Data entries:
┌────────
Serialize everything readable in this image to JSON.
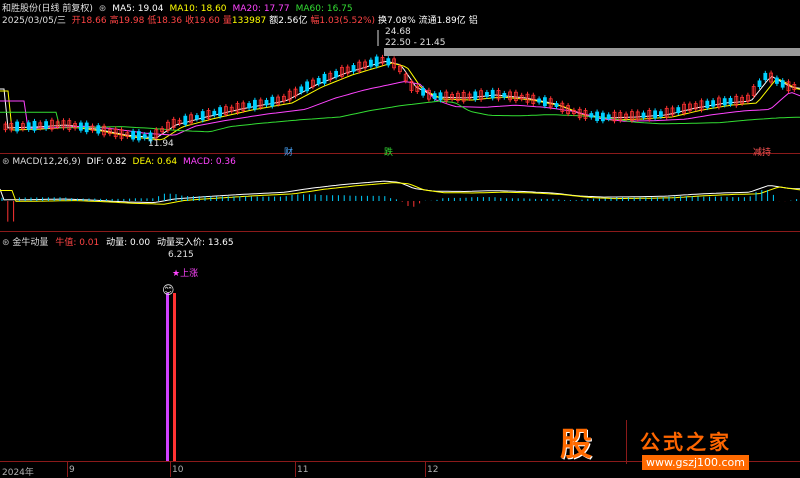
{
  "header": {
    "stock_title": "和胜股份(日线 前复权)",
    "date": "2025/03/05/三",
    "ma": [
      {
        "label": "MA5: 19.04",
        "color": "#ffffff"
      },
      {
        "label": "MA10: 18.60",
        "color": "#ffff00"
      },
      {
        "label": "MA20: 17.77",
        "color": "#ff44ff"
      },
      {
        "label": "MA60: 16.75",
        "color": "#33dd33"
      }
    ],
    "ohlc": [
      {
        "label": "开",
        "value": "18.66",
        "lc": "#ff4444",
        "vc": "#ff4444"
      },
      {
        "label": "高",
        "value": "19.98",
        "lc": "#ff4444",
        "vc": "#ff4444"
      },
      {
        "label": "低",
        "value": "18.36",
        "lc": "#ff4444",
        "vc": "#ff4444"
      },
      {
        "label": "收",
        "value": "19.60",
        "lc": "#ff4444",
        "vc": "#ff4444"
      },
      {
        "label": "量",
        "value": "133987",
        "lc": "#ff4444",
        "vc": "#ffff00"
      },
      {
        "label": "额",
        "value": "2.56亿",
        "lc": "#ffffff",
        "vc": "#ffffff"
      },
      {
        "label": "幅",
        "value": "1.03(5.52%)",
        "lc": "#ff4444",
        "vc": "#ff4444"
      },
      {
        "label": "换",
        "value": "7.08%",
        "lc": "#ffffff",
        "vc": "#ffffff"
      },
      {
        "label": "流通",
        "value": "1.89亿",
        "lc": "#ffffff",
        "vc": "#ffffff"
      },
      {
        "label": "铝",
        "value": "",
        "lc": "#ffffff",
        "vc": "#ffffff"
      }
    ]
  },
  "price_annotations": {
    "high": "24.68",
    "range": "22.50 - 21.45",
    "low": "11.94",
    "events": [
      "财",
      "跌",
      "减持"
    ]
  },
  "macd": {
    "title": "MACD(12,26,9)",
    "dif_label": "DIF: 0.82",
    "dea_label": "DEA: 0.64",
    "macd_label": "MACD: 0.36"
  },
  "indicator": {
    "title": "金牛动量",
    "niuzhi": "牛值: 0.01",
    "dongliang": "动量: 0.00",
    "buy_price": "动量买入价: 13.65",
    "peak": "6.215",
    "signal": "★上涨"
  },
  "xaxis": [
    "2024年",
    "9",
    "10",
    "11",
    "12"
  ],
  "watermark": {
    "logo": "股",
    "site": "公式之家",
    "url": "www.gszj100.com"
  },
  "colors": {
    "up": "#ff3333",
    "down": "#00d0ff",
    "bg": "#000000",
    "sep": "#8b1a1a"
  }
}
└────────
▸ Your objective
Work out how many lines of the material above contain the word "value", then give only that figure.

▸ Response to this task
10